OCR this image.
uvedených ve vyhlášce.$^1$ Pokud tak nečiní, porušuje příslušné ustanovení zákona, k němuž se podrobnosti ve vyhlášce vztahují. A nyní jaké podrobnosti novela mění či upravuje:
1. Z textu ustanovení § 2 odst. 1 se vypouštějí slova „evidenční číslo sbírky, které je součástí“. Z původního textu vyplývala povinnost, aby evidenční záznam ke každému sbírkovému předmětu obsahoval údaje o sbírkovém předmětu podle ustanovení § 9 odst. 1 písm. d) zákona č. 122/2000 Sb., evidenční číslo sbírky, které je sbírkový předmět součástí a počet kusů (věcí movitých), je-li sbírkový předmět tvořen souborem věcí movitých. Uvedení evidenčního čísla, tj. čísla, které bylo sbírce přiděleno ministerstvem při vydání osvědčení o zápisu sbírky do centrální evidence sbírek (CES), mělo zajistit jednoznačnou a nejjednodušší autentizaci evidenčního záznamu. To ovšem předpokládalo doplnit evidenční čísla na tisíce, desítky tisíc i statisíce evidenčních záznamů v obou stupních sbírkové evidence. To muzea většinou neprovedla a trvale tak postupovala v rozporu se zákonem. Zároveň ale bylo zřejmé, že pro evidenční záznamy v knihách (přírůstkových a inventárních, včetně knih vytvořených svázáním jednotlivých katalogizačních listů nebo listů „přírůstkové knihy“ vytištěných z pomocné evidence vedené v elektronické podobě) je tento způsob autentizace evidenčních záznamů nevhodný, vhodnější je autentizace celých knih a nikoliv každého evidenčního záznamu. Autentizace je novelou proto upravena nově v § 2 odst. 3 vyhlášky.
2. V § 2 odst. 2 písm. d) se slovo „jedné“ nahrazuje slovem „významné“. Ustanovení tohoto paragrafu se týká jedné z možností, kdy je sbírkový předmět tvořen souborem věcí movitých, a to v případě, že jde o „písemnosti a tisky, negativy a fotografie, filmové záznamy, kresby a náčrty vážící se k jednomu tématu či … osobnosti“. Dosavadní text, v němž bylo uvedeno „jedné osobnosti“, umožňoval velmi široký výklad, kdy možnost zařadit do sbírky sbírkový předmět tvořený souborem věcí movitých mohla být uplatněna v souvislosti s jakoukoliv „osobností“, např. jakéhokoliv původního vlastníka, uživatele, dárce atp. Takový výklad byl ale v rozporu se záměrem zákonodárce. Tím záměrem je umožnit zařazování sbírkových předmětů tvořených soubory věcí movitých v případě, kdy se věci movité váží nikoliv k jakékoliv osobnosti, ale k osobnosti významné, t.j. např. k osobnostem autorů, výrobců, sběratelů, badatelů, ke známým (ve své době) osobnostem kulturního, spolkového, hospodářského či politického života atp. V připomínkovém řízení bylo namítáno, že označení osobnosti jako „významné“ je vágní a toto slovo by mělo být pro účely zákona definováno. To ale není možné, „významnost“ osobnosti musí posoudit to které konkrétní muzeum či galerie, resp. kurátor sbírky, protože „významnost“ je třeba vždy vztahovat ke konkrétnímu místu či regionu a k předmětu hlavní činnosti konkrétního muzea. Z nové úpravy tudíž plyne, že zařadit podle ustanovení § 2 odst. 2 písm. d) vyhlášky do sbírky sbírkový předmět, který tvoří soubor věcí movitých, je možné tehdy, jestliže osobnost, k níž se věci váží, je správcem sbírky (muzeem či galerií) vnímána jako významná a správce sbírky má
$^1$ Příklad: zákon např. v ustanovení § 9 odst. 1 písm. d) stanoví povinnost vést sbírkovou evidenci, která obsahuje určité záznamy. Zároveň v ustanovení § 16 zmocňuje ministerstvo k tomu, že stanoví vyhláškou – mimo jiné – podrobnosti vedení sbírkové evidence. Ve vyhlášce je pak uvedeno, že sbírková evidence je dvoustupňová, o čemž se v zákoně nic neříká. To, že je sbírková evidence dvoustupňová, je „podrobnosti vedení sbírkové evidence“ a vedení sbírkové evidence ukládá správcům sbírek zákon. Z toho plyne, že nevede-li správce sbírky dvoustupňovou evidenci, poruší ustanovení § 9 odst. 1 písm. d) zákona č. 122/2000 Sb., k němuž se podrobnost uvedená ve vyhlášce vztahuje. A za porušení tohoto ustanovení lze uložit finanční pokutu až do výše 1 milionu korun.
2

————————

▸ **EXERCISE GOAL**: Set every line of the listing down word for word.

▸ **REPLY TO THE TASK**:
OCR this image.
uvedených ve vyhlášce.$^1$ Pokud tak nečiní, porušuje příslušné ustanovení zákona, k němuž se podrobnosti ve vyhlášce vztahují. A nyní jaké podrobnosti novela mění či upravuje:
1. Z textu ustanovení § 2 odst. 1 se vypouštějí slova „evidenční číslo sbírky, které je součástí“. Z původního textu vyplývala povinnost, aby evidenční záznam ke každému sbírkovému předmětu obsahoval údaje o sbírkovém předmětu podle ustanovení § 9 odst. 1 písm. d) zákona č. 122/2000 Sb., evidenční číslo sbírky, které je sbírkový předmět součástí a počet kusů (věcí movitých), je-li sbírkový předmět tvořen souborem věcí movitých. Uvedení evidenčního čísla, tj. čísla, které bylo sbírce přiděleno ministerstvem při vydání osvědčení o zápisu sbírky do centrální evidence sbírek (CES), mělo zajistit jednoznačnou a nejjednodušší autentizaci evidenčního záznamu. To ovšem předpokládalo doplnit evidenční čísla na tisíce, desítky tisíc i statisíce evidenčních záznamů v obou stupních sbírkové evidence. To muzea většinou neprovedla a trvale tak postupovala v rozporu se zákonem. Zároveň ale bylo zřejmé, že pro evidenční záznamy v knihách (přírůstkových a inventárních, včetně knih vytvořených svázáním jednotlivých katalogizačních listů nebo listů „přírůstkové knihy“ vytištěných z pomocné evidence vedené v elektronické podobě) je tento způsob autentizace evidenčních záznamů nevhodný, vhodnější je autentizace celých knih a nikoliv každého evidenčního záznamu. Autentizace je novelou proto upravena nově v § 2 odst. 3 vyhlášky.
2. V § 2 odst. 2 písm. d) se slovo „jedné“ nahrazuje slovem „významné“. Ustanovení tohoto paragrafu se týká jedné z možností, kdy je sbírkový předmět tvořen souborem věcí movitých, a to v případě, že jde o „písemnosti a tisky, negativy a fotografie, filmové záznamy, kresby a náčrty vážící se k jednomu tématu či … osobnosti“. Dosavadní text, v němž bylo uvedeno „jedné osobnosti“, umožňoval velmi široký výklad, kdy možnost zařadit do sbírky sbírkový předmět tvořený souborem věcí movitých mohla být uplatněna v souvislosti s jakoukoliv „osobností“, např. jakéhokoliv původního vlastníka, uživatele, dárce atp. Takový výklad byl ale v rozporu se záměrem zákonodárce. Tím záměrem je umožnit zařazování sbírkových předmětů tvořených soubory věcí movitých v případě, kdy se věci movité váží nikoliv k jakékoliv osobnosti, ale k osobnosti významné, t.j. např. k osobnostem autorů, výrobců, sběratelů, badatelů, ke známým (ve své době) osobnostem kulturního, spolkového, hospodářského či politického života atp. V připomínkovém řízení bylo namítáno, že označení osobnosti jako „významné“ je vágní a toto slovo by mělo být pro účely zákona definováno. To ale není možné, „významnost“ osobnosti musí posoudit to které konkrétní muzeum či galerie, resp. kurátor sbírky, protože „významnost“ je třeba vždy vztahovat ke konkrétnímu místu či regionu a k předmětu hlavní činnosti konkrétního muzea. Z nové úpravy tudíž plyne, že zařadit podle ustanovení § 2 odst. 2 písm. d) vyhlášky do sbírky sbírkový předmět, který tvoří soubor věcí movitých, je možné tehdy, jestliže osobnost, k níž se věci váží, je správcem sbírky (muzeem či galerií) vnímána jako významná a správce sbírky má
$^1$ Příklad: zákon např. v ustanovení § 9 odst. 1 písm. d) stanoví povinnost vést sbírkovou evidenci, která obsahuje určité záznamy. Zároveň v ustanovení § 16 zmocňuje ministerstvo k tomu, že stanoví vyhláškou – mimo jiné – podrobnosti vedení sbírkové evidence. Ve vyhlášce je pak uvedeno, že sbírková evidence je dvoustupňová, o čemž se v zákoně nic neříká. To, že je sbírková evidence dvoustupňová, je „podrobnosti vedení sbírkové evidence“ a vedení sbírkové evidence ukládá správcům sbírek zákon. Z toho plyne, že nevede-li správce sbírky dvoustupňovou evidenci, poruší ustanovení § 9 odst. 1 písm. d) zákona č. 122/2000 Sb., k němuž se podrobnost uvedená ve vyhlášce vztahuje. A za porušení tohoto ustanovení lze uložit finanční pokutu až do výše 1 milionu korun.
2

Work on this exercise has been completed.